Figure collection entries:
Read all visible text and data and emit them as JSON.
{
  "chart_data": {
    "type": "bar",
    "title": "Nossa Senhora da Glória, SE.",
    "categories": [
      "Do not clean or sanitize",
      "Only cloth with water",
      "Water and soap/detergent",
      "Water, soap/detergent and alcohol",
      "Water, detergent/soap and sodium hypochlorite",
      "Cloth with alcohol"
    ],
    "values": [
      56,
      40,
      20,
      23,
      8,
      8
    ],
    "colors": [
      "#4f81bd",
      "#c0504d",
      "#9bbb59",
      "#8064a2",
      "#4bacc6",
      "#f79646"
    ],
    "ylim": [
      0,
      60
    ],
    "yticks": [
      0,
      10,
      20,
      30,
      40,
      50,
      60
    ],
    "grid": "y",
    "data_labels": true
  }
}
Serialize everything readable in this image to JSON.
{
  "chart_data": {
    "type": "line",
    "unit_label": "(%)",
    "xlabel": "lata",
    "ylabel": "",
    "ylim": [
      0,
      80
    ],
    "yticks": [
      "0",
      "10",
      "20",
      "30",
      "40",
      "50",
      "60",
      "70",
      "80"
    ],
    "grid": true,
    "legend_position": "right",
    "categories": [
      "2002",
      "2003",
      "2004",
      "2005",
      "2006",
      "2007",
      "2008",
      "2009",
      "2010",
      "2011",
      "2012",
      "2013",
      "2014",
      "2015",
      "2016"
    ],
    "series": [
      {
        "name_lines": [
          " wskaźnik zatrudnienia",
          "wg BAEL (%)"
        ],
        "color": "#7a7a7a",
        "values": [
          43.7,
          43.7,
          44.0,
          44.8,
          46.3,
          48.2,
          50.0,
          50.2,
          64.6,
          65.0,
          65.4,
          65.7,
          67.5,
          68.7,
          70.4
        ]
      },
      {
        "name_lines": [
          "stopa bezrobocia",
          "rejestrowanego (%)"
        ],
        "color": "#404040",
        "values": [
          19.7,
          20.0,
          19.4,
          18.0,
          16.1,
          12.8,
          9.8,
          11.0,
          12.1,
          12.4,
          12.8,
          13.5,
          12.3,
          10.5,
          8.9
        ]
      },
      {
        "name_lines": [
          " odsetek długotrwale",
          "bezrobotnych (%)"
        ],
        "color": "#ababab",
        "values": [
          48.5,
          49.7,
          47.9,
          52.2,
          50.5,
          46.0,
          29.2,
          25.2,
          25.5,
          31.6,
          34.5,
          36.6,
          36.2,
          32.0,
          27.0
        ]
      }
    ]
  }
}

WRITTEN REQUEST
Take every line that includes the string "soap" and copy it.

RESPONSE
      "Water and soap/detergent",
      "Water, soap/detergent and alcohol",
      "Water, detergent/soap and sodium hypochlorite",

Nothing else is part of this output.